- Task to carry out
Search the material for the word "JSON" and copy each line that holds it.

- Entries
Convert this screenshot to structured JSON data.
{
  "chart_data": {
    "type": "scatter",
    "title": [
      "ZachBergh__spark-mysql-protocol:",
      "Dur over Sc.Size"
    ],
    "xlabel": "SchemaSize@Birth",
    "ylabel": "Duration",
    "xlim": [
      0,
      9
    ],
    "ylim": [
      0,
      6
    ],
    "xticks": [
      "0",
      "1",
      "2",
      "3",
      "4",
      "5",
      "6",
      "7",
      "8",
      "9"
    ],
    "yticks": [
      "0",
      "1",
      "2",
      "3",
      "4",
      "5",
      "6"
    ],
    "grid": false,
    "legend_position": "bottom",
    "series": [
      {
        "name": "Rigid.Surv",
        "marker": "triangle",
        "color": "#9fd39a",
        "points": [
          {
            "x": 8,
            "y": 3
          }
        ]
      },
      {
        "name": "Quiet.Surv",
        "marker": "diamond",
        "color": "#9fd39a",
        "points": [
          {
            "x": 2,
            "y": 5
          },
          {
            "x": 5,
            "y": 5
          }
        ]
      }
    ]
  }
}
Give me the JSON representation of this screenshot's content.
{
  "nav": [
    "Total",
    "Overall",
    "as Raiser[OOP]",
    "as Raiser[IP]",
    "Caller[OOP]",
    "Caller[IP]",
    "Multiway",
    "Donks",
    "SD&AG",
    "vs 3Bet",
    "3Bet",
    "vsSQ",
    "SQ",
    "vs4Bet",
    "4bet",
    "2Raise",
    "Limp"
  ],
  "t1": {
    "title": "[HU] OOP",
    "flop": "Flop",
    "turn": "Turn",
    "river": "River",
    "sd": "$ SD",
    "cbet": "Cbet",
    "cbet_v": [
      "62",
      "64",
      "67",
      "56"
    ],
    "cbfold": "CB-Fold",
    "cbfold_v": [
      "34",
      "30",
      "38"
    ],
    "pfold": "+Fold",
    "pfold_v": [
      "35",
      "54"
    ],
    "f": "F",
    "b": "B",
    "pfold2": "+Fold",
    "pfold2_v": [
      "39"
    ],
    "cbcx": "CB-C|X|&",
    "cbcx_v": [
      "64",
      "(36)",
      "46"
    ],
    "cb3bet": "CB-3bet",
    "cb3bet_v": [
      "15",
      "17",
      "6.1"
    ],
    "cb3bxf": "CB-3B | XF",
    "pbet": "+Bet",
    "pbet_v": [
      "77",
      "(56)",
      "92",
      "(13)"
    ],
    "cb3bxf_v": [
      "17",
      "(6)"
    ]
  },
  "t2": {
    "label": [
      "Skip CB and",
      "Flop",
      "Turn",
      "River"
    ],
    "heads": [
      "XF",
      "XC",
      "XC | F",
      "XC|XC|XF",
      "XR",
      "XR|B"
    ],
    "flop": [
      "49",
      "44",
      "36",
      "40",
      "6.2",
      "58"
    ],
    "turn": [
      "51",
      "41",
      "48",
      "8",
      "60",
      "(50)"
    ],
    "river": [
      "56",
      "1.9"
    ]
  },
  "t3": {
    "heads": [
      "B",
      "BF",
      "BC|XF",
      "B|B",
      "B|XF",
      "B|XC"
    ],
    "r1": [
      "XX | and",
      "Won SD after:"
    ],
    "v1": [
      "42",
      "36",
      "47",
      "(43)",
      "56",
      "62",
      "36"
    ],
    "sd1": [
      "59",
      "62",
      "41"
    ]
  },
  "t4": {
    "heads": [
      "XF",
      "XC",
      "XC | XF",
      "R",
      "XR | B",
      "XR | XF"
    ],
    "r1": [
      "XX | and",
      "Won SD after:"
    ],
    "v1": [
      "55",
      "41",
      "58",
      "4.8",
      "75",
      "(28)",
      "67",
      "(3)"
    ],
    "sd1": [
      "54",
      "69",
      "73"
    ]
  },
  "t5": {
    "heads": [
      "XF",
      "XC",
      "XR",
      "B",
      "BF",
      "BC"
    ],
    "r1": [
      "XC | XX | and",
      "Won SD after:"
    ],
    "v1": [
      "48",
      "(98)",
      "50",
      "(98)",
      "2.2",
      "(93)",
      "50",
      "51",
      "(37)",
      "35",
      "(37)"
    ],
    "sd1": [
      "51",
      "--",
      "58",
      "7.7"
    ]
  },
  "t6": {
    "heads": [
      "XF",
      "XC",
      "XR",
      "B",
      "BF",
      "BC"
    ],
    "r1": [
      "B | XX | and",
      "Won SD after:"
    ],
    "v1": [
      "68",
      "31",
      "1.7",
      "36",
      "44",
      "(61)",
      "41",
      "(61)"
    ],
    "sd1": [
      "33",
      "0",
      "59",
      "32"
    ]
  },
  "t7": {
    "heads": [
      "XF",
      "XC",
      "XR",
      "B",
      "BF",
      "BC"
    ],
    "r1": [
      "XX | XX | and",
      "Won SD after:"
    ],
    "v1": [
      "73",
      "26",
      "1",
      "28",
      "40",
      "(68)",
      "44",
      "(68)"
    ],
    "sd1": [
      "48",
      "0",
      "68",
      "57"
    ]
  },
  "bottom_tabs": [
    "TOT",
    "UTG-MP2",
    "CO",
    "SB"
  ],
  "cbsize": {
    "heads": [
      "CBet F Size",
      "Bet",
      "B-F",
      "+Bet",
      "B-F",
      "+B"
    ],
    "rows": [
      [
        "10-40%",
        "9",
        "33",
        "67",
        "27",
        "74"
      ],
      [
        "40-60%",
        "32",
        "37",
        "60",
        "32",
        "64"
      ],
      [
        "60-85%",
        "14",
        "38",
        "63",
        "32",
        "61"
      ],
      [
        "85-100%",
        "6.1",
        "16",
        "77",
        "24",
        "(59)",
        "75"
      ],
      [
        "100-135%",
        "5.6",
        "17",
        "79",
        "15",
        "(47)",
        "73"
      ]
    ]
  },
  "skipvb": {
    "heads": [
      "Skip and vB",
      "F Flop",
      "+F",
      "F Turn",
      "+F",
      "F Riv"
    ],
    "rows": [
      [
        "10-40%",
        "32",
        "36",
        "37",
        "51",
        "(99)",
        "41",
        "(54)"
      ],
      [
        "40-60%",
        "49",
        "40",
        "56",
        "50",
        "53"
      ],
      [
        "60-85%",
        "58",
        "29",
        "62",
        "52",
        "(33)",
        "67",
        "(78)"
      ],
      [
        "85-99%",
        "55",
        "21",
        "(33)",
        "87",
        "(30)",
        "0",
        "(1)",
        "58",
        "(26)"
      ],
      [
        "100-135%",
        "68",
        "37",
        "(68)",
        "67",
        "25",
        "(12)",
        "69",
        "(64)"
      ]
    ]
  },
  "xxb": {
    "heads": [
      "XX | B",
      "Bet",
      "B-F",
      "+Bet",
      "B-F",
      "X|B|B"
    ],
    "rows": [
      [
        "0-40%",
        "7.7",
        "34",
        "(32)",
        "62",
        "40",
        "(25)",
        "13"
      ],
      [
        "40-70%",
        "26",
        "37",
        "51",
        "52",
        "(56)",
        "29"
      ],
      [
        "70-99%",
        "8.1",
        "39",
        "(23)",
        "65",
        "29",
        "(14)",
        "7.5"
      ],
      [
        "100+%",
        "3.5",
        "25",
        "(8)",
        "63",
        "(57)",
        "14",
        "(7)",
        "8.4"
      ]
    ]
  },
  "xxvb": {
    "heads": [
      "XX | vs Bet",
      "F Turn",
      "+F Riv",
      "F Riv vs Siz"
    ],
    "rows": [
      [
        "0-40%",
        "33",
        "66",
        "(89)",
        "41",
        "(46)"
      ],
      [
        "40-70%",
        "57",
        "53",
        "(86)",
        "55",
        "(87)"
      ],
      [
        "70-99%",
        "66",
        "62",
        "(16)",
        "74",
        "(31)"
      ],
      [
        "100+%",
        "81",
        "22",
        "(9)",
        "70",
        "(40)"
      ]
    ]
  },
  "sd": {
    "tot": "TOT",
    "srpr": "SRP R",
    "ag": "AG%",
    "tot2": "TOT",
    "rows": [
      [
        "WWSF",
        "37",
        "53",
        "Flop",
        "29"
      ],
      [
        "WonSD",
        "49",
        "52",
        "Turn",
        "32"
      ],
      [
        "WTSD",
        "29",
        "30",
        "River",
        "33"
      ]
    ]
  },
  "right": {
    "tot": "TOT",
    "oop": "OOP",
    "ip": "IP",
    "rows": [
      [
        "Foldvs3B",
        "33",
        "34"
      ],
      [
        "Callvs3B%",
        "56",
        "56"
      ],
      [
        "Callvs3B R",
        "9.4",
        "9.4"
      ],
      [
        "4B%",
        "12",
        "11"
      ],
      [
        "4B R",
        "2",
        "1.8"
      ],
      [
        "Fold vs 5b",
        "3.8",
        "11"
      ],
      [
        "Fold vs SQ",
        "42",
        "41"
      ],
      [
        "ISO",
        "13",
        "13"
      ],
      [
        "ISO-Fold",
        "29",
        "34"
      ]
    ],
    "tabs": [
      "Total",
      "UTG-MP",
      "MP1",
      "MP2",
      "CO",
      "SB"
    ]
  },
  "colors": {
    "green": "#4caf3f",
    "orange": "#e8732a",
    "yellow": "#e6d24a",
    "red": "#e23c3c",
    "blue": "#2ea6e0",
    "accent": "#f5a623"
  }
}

- Result below
Convert this screenshot to structured JSON data.
Give me the JSON representation of this screenshot's content.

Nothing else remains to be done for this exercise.